— START OF Extracted information —

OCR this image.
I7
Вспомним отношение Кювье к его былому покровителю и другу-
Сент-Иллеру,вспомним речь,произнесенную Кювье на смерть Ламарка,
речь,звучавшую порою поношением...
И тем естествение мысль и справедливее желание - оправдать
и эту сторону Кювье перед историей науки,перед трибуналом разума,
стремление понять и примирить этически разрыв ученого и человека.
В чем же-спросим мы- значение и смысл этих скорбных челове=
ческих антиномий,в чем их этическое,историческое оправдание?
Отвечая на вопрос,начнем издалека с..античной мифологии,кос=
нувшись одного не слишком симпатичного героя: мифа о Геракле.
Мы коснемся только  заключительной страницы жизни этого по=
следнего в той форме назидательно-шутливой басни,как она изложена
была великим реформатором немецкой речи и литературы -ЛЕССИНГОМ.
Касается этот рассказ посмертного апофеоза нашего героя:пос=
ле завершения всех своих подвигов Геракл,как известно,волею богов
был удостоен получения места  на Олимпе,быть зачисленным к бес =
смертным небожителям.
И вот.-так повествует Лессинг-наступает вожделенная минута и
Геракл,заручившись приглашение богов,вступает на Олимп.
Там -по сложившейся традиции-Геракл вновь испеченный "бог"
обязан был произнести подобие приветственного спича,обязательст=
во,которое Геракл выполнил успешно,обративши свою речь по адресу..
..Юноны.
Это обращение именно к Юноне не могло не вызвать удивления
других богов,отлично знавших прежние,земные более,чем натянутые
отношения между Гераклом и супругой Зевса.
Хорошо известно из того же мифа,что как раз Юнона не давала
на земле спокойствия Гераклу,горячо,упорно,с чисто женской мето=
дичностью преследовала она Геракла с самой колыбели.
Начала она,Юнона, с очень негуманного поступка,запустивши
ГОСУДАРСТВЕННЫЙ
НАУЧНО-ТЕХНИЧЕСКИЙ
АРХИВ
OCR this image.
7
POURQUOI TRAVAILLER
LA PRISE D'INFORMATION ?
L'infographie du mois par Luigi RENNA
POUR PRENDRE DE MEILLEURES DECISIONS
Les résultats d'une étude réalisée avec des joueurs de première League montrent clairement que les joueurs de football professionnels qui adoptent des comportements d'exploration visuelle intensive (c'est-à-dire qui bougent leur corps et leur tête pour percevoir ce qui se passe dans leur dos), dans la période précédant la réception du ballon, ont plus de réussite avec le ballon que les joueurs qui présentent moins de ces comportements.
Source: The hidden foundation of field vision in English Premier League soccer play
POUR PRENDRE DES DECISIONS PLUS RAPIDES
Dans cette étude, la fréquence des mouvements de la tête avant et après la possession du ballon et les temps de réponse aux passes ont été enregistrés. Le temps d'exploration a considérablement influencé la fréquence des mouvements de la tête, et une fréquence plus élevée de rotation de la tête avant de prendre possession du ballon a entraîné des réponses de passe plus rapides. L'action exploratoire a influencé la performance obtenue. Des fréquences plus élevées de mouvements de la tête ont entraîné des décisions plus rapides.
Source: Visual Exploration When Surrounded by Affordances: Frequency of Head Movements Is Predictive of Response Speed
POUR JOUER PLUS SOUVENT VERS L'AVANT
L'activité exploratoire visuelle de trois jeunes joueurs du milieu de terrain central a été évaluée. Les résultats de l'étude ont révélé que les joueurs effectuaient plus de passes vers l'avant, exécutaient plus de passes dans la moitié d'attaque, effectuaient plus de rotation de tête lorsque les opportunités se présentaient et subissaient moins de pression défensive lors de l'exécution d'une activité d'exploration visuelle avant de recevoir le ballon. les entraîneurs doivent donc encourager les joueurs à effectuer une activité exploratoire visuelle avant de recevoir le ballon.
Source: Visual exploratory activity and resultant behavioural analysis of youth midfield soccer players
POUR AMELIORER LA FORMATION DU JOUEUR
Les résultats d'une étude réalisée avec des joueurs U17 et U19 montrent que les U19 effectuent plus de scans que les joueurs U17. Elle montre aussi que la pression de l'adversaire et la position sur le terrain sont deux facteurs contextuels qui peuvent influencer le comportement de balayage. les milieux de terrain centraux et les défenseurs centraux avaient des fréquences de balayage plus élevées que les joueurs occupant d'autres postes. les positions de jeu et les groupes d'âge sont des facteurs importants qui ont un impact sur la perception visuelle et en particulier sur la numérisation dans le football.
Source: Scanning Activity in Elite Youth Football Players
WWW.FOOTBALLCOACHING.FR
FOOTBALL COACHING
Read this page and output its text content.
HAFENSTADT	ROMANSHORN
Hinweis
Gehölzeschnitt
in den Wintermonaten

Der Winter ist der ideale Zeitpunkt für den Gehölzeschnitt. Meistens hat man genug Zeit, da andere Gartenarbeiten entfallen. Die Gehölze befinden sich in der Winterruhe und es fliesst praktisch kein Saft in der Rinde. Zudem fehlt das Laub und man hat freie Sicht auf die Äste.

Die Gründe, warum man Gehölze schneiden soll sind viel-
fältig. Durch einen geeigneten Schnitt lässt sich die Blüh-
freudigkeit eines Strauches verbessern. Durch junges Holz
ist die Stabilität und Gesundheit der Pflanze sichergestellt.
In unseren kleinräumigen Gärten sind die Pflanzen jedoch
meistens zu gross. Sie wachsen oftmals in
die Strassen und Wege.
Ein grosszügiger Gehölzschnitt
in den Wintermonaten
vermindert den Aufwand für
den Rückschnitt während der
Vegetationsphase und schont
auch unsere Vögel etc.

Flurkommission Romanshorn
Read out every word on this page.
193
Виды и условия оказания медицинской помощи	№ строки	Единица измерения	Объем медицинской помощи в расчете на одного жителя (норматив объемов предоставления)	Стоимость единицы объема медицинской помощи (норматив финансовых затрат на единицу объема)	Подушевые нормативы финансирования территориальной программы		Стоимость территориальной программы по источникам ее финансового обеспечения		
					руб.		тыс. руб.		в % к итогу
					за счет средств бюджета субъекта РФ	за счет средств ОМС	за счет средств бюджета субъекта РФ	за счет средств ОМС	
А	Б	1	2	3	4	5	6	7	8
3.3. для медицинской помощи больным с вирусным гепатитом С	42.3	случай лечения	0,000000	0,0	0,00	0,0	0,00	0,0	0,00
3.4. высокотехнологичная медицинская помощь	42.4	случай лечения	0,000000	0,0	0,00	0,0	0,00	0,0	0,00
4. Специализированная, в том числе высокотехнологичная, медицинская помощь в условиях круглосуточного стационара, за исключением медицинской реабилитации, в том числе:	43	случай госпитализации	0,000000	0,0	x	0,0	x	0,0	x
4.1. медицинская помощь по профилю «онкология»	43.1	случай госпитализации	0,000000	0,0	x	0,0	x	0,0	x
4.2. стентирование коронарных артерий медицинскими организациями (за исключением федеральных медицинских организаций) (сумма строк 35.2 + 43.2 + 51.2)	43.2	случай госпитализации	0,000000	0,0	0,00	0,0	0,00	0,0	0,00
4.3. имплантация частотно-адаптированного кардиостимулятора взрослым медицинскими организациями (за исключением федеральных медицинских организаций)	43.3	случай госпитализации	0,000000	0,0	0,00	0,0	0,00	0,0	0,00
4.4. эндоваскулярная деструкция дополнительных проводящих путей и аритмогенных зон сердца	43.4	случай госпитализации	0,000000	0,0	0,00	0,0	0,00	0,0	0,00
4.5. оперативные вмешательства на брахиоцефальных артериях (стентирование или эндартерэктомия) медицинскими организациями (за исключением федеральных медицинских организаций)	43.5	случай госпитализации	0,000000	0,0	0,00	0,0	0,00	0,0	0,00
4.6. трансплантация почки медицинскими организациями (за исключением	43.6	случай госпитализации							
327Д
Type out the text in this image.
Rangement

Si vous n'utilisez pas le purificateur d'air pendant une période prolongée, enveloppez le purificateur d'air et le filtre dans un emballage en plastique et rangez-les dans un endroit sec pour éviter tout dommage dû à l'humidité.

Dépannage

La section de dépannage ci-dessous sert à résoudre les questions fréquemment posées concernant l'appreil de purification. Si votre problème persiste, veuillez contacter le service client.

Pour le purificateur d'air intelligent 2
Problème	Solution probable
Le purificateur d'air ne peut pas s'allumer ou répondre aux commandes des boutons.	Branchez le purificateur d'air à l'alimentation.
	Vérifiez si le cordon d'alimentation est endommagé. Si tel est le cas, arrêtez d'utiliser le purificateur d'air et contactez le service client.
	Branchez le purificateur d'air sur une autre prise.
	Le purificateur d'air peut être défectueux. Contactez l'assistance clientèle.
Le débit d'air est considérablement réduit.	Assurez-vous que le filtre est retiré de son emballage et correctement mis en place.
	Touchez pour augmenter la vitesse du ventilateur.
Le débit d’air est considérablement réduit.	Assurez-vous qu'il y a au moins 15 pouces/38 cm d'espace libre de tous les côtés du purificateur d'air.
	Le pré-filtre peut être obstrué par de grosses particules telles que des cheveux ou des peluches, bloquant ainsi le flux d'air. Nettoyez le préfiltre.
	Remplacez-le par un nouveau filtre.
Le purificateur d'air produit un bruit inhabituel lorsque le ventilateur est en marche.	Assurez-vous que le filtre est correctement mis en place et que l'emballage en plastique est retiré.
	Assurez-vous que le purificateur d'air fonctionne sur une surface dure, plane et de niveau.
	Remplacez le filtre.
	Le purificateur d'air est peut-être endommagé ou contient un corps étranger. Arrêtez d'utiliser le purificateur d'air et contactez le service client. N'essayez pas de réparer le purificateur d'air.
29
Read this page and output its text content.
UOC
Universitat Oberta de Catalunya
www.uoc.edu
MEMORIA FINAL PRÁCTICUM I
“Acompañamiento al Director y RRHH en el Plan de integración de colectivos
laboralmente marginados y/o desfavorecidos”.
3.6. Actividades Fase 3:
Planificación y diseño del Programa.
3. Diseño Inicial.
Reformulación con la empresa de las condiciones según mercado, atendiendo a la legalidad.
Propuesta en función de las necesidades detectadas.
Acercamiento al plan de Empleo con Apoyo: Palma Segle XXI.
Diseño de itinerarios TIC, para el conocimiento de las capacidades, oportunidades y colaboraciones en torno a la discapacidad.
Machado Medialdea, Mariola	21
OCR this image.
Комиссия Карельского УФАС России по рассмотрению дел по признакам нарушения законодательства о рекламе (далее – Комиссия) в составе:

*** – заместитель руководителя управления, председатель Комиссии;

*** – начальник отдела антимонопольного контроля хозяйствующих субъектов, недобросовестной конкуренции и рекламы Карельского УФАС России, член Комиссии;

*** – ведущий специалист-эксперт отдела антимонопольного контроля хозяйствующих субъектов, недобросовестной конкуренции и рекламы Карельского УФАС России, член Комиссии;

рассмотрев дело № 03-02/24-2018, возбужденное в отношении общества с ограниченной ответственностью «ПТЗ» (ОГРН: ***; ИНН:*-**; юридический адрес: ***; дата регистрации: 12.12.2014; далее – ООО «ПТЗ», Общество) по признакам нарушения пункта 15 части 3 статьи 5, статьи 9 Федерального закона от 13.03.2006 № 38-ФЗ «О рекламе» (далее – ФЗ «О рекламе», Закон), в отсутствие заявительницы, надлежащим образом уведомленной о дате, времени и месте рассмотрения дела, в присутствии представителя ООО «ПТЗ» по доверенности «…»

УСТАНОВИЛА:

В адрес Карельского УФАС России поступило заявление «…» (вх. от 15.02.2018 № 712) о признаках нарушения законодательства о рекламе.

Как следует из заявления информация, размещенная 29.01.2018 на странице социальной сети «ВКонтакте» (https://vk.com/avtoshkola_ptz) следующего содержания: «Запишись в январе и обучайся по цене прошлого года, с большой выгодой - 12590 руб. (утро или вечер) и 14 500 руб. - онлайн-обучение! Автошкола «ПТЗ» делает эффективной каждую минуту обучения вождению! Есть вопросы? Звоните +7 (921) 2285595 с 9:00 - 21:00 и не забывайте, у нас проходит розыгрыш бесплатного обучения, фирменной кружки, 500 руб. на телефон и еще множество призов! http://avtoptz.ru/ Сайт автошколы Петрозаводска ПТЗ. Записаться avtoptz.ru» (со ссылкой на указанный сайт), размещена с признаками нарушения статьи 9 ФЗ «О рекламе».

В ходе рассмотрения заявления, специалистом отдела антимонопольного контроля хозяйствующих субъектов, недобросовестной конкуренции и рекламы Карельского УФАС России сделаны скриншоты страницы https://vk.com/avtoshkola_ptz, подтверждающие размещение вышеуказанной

— END OF Extracted information —

Copy out each line of the data where the string "Durch" appears.

fältig. Durch einen geeigneten Schnitt lässt sich die Blüh-
freudigkeit eines Strauches verbessern. Durch junges Holz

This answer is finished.